- Opening Delimiter -

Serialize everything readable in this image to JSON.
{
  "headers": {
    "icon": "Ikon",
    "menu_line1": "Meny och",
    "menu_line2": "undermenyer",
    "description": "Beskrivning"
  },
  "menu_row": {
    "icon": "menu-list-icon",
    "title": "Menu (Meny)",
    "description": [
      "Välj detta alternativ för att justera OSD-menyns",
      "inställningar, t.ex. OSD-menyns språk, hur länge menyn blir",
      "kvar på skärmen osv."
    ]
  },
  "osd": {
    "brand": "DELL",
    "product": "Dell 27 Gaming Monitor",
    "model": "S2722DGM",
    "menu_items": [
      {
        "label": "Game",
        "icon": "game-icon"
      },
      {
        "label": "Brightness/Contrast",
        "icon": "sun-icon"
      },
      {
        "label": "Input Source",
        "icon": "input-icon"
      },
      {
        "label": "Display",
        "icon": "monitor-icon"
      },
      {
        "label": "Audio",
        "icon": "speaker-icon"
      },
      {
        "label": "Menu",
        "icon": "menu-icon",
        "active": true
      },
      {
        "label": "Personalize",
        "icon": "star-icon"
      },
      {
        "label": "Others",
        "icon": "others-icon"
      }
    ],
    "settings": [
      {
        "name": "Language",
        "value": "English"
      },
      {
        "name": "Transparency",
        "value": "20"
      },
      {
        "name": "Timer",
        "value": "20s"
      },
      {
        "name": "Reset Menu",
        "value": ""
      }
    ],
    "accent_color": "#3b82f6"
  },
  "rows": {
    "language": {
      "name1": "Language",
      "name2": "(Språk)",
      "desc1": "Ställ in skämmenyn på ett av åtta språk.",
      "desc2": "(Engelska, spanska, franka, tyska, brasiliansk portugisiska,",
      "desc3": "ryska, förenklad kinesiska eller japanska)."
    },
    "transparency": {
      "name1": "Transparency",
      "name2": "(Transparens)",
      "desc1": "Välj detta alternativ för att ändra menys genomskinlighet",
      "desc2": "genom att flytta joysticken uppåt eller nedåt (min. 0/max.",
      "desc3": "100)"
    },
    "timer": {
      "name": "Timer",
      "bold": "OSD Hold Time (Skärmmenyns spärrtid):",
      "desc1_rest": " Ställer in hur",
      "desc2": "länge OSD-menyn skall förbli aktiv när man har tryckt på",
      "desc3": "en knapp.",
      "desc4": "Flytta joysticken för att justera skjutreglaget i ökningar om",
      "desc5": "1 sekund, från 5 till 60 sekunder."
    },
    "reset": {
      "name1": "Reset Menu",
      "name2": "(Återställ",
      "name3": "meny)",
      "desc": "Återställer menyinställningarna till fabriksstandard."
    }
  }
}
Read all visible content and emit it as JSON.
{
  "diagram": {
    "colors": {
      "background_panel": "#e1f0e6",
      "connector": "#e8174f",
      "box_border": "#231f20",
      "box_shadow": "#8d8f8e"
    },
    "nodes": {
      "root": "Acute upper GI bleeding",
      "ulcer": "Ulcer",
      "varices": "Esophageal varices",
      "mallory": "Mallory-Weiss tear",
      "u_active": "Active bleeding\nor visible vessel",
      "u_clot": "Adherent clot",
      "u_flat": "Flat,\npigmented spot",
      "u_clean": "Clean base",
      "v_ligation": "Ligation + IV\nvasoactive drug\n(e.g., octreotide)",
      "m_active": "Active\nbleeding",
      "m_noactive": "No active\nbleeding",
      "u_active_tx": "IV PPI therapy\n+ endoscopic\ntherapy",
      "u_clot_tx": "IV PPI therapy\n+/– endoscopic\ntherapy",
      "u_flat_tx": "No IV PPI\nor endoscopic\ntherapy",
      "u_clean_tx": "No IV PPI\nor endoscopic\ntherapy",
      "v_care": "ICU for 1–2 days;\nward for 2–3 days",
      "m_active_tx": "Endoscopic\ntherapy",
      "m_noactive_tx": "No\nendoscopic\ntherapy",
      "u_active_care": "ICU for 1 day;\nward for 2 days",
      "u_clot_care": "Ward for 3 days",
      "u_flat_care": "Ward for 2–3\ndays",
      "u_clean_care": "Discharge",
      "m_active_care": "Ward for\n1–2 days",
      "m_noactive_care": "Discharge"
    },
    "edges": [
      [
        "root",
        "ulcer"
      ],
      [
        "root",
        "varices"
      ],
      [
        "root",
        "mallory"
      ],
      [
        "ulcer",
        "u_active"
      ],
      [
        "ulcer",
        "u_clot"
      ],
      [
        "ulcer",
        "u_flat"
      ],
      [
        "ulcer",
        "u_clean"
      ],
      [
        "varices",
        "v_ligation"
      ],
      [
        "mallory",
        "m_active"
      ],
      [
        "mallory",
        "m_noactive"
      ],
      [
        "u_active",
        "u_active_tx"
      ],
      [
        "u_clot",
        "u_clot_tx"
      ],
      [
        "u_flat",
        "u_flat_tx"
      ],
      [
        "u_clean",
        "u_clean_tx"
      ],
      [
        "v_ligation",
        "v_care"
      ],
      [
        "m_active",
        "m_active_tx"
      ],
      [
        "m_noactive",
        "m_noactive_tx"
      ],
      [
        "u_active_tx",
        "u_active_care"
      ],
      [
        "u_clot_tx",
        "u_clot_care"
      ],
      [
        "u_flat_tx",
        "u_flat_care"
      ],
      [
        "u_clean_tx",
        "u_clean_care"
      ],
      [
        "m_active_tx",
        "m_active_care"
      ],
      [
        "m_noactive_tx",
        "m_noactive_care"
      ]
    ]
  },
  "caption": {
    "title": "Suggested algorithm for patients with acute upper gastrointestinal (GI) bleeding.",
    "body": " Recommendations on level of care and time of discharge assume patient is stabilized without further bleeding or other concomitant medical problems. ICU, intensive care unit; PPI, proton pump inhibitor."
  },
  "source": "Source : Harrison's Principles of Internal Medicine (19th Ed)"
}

- Closing Delimiter -
- Opening Delimiter -

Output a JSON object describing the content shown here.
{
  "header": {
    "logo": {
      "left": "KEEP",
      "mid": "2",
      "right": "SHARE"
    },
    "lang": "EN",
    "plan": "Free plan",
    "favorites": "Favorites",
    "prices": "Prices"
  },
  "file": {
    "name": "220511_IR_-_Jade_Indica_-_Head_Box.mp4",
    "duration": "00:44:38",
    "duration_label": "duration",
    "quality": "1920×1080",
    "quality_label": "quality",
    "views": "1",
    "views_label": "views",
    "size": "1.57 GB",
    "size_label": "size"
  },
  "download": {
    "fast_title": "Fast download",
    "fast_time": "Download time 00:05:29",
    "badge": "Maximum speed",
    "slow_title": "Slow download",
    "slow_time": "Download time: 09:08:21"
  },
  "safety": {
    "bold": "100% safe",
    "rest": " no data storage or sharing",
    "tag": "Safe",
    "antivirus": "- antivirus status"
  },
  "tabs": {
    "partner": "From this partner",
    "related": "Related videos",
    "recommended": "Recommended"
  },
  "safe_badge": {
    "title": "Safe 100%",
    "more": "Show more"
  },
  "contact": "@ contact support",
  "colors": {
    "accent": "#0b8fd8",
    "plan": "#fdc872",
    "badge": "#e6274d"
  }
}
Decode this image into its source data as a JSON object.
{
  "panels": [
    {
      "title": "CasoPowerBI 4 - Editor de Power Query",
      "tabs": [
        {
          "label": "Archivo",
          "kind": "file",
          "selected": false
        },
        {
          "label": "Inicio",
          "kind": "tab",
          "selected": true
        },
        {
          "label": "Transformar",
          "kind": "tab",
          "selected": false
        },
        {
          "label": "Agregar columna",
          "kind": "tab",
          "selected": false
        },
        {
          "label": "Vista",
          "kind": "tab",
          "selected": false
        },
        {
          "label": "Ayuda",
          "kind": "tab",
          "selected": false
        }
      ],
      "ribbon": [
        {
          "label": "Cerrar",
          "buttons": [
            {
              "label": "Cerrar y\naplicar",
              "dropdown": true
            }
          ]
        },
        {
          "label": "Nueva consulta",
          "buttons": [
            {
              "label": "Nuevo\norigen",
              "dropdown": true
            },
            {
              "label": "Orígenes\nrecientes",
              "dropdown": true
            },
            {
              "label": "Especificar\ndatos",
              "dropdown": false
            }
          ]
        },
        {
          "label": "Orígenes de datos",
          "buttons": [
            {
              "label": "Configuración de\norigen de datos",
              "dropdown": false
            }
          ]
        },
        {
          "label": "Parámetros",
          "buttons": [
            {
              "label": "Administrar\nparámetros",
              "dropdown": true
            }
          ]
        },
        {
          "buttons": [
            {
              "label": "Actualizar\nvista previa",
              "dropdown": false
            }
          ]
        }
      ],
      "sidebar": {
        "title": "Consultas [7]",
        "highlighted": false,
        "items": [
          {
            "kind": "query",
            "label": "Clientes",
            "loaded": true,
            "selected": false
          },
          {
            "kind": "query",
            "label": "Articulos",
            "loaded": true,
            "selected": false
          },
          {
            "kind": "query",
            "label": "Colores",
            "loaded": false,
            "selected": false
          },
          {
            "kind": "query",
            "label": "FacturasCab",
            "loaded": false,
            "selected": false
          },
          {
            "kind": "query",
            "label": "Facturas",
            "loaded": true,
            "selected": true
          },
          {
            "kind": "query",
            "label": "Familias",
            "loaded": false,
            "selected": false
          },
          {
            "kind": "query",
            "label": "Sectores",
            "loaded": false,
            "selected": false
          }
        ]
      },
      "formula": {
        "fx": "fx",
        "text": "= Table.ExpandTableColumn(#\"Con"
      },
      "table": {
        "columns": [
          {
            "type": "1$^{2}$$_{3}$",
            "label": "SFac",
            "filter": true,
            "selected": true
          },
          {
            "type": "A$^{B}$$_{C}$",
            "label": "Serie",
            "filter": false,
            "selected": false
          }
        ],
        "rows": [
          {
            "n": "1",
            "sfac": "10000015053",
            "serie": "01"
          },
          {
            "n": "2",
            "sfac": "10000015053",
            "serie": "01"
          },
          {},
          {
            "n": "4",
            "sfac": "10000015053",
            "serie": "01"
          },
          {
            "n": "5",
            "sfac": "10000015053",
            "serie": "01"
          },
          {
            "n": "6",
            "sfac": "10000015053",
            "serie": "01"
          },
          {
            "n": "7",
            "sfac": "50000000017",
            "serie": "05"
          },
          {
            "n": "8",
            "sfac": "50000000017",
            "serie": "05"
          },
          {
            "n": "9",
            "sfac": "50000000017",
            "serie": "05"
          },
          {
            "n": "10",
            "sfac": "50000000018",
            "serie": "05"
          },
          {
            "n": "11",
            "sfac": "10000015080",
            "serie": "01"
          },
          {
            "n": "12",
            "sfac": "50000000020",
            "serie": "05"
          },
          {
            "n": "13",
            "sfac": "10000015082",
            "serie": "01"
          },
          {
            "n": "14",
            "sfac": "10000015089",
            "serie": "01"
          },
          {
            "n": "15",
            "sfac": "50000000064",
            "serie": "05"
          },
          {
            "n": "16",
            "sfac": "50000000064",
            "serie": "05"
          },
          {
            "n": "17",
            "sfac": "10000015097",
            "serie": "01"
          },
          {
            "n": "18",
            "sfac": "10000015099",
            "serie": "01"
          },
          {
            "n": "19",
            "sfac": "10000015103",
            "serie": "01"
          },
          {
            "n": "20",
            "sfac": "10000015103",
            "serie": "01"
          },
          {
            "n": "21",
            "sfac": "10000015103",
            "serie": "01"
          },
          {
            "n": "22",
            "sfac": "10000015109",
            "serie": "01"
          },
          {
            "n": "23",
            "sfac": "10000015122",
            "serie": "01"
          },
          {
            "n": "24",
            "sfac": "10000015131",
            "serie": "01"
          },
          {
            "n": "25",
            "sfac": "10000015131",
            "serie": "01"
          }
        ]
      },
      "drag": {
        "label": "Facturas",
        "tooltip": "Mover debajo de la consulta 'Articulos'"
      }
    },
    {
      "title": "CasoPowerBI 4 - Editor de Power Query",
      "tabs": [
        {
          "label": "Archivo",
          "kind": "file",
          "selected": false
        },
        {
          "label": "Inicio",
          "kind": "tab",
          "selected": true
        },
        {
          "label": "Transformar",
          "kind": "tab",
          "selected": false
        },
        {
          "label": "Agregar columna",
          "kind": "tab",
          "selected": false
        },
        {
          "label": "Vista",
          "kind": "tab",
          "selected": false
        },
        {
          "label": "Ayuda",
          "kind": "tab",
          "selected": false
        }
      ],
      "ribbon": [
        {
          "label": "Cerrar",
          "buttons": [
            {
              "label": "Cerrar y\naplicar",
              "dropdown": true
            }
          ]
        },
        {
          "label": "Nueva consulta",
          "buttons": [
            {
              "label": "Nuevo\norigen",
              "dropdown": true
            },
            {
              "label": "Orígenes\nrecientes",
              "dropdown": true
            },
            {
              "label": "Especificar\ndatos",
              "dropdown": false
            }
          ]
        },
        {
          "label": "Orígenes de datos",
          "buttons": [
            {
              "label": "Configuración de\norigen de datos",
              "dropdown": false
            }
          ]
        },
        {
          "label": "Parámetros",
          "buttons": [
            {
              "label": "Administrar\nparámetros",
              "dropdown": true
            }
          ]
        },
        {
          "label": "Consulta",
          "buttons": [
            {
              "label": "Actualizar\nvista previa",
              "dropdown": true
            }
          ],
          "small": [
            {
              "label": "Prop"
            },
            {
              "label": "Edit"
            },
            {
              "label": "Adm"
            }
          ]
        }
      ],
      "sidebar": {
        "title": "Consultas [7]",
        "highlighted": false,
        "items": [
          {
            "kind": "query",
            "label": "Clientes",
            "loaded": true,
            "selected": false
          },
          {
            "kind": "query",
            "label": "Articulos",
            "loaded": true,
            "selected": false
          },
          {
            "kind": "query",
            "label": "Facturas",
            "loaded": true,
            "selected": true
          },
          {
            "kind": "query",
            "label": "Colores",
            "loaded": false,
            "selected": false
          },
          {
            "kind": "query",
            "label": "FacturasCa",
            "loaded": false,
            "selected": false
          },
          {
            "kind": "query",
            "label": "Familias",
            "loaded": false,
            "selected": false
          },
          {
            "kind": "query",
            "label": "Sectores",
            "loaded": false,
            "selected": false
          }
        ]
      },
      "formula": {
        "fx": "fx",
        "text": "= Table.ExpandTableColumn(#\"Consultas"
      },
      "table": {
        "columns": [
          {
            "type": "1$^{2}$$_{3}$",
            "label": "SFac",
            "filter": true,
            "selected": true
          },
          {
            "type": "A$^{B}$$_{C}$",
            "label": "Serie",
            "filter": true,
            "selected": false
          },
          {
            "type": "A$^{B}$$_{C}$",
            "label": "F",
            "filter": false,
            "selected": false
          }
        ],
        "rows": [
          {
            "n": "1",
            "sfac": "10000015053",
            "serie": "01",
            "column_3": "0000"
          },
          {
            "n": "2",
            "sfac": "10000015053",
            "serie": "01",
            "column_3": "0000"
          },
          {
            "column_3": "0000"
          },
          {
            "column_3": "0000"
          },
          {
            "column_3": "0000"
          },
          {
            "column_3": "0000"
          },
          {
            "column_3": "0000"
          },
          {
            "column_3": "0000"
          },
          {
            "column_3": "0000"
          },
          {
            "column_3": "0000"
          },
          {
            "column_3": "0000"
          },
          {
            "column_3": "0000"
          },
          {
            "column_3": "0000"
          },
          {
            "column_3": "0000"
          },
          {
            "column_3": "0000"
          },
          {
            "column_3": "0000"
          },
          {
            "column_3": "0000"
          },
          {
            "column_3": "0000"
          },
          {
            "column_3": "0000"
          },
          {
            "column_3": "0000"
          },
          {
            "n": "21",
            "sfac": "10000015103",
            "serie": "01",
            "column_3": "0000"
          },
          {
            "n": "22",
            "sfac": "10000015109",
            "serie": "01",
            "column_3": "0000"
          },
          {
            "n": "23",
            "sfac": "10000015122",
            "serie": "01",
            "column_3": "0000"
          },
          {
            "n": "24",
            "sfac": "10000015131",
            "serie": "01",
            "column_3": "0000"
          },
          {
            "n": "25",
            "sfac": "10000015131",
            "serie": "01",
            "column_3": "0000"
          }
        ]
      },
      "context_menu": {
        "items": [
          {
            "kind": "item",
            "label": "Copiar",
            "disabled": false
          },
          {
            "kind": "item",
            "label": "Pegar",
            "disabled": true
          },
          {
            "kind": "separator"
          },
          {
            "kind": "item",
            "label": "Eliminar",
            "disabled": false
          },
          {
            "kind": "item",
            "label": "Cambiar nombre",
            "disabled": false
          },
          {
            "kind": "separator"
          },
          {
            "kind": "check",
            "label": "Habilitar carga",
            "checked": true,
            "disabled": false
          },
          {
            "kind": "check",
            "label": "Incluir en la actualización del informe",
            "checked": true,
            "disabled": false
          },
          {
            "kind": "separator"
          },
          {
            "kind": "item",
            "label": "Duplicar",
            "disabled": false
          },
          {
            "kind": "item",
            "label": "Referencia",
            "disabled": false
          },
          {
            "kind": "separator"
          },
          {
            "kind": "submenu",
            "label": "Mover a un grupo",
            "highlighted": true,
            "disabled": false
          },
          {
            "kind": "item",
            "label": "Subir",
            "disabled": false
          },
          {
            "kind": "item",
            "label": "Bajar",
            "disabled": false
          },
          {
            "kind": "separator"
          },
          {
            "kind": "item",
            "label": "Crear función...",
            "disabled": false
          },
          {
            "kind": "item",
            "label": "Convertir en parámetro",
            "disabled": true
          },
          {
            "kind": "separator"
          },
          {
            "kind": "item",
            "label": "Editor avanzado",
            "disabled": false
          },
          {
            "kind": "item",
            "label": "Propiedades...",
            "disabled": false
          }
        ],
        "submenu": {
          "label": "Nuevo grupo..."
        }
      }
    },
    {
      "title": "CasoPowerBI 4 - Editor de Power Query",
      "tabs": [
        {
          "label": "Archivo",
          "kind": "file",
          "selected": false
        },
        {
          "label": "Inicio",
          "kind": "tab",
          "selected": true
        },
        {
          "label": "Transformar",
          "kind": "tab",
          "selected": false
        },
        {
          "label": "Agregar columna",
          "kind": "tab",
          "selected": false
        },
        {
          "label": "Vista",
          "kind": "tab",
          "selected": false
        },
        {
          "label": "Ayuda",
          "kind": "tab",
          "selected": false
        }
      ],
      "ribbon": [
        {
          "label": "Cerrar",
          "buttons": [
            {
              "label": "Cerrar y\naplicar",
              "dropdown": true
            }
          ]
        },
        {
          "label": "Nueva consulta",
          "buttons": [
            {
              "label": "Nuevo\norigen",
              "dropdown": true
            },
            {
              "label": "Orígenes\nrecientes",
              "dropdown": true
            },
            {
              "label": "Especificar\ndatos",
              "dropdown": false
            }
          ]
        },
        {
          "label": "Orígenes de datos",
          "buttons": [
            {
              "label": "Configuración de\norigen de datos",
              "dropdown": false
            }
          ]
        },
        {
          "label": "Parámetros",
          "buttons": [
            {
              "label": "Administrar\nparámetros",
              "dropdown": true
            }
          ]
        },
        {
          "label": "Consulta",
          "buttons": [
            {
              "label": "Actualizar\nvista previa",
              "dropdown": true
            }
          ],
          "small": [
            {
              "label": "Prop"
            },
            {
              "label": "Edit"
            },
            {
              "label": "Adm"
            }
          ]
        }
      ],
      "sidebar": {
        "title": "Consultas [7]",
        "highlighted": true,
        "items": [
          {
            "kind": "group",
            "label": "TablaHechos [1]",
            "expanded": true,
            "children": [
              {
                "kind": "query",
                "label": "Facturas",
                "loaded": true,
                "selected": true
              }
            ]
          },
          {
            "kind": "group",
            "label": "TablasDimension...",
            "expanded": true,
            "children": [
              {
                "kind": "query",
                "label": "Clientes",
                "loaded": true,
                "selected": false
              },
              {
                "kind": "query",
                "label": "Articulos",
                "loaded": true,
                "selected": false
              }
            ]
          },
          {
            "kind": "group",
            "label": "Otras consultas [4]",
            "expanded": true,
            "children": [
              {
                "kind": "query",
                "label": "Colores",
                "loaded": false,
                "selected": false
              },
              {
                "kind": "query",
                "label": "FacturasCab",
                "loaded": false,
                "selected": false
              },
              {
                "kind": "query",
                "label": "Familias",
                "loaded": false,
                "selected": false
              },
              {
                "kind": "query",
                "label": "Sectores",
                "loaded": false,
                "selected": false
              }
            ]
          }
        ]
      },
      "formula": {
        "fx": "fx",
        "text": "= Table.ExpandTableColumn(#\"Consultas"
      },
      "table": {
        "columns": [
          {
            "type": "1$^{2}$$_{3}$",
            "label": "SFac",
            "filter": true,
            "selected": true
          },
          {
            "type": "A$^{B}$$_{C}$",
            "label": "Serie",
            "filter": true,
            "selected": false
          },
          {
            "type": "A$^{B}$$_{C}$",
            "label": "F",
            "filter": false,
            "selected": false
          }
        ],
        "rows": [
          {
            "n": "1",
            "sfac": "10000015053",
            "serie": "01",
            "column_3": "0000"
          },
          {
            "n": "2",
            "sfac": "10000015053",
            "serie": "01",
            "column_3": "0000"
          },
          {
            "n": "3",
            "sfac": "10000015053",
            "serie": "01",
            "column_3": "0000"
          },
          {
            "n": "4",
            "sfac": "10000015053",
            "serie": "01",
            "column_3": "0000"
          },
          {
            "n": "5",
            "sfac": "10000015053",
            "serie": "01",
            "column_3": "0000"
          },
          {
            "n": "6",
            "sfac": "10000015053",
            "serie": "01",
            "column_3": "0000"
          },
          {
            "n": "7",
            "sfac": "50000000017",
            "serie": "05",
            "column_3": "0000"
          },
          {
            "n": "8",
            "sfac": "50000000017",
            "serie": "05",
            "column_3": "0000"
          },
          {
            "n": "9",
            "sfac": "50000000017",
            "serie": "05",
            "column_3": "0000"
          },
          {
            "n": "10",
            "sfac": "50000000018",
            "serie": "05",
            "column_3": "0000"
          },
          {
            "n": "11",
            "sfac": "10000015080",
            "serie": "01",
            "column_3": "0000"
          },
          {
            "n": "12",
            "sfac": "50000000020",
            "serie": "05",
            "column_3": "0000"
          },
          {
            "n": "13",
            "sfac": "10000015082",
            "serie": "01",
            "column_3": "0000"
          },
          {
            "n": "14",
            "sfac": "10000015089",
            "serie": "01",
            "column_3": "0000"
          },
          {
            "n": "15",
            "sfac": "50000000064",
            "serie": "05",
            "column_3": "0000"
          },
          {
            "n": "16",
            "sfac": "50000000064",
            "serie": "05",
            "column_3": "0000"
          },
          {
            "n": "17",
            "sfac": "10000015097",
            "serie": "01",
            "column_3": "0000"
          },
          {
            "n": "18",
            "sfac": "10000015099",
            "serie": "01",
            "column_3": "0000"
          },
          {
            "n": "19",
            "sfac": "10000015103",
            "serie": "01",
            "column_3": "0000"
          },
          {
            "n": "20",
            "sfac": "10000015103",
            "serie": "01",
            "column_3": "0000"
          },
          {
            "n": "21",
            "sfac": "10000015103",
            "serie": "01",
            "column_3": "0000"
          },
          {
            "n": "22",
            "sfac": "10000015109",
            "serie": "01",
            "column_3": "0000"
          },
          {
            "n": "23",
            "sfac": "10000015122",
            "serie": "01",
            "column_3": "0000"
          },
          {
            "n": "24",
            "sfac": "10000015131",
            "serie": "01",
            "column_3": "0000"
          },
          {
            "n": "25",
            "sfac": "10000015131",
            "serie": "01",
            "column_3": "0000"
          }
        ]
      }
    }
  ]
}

- Closing Delimiter -
- Opening Delimiter -

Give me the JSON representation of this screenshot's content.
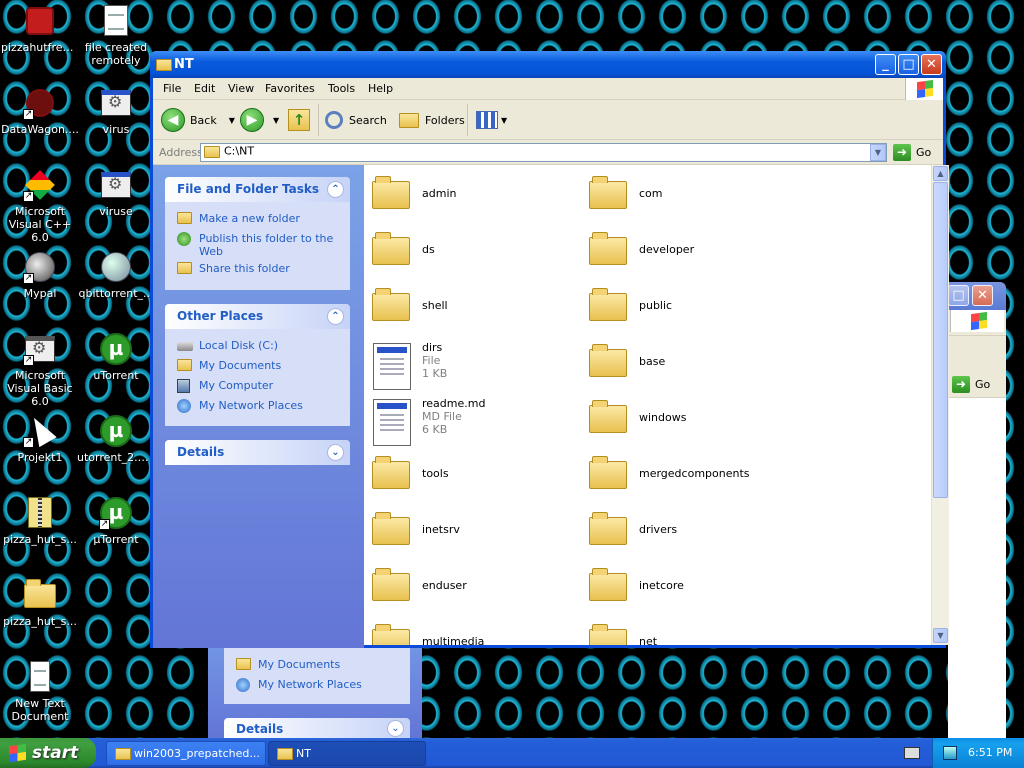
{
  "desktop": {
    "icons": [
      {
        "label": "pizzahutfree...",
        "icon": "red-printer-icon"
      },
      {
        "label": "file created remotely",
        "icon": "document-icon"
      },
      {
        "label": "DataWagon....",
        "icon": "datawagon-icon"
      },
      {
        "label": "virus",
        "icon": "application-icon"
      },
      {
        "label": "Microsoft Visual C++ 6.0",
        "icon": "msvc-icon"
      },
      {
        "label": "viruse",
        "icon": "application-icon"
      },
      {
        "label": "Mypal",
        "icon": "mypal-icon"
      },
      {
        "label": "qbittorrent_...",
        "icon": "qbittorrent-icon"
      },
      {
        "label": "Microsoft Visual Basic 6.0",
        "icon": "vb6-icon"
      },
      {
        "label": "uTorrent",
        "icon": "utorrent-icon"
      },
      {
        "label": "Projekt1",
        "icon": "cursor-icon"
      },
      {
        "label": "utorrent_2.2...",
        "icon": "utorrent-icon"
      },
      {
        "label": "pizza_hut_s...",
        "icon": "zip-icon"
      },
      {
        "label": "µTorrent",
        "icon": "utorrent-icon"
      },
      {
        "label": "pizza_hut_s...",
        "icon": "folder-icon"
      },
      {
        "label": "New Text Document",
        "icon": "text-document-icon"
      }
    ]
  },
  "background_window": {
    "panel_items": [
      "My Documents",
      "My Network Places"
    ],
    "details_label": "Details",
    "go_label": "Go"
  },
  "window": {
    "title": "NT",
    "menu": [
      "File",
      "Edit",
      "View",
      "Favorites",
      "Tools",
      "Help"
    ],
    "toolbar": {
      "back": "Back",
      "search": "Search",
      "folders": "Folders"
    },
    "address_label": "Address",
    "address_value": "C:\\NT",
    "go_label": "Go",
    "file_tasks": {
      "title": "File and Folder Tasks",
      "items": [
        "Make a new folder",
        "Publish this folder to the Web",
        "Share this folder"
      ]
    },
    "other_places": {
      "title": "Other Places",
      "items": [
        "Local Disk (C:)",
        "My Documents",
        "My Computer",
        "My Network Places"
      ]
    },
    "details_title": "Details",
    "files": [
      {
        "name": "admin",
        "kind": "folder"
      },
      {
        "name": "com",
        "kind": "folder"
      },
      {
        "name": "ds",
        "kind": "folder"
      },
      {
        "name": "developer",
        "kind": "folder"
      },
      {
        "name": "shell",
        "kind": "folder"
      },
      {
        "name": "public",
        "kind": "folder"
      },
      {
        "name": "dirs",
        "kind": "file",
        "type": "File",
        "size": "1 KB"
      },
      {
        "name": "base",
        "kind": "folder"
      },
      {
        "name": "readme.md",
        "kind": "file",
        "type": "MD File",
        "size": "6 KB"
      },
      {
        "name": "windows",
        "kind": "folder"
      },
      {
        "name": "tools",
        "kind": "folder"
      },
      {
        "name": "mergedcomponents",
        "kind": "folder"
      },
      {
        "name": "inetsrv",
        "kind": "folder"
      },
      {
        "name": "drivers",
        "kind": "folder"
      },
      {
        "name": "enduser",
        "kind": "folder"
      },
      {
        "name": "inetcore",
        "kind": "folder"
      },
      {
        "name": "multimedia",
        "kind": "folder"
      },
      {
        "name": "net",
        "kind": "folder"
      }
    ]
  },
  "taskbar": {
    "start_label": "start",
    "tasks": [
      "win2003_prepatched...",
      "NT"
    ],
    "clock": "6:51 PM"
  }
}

- Closing Delimiter -

- TASK PROMPT -
Looking at the records above, in how many lines does the word "Articulos" occur? Reply with the number alone.

- ANSWER -
4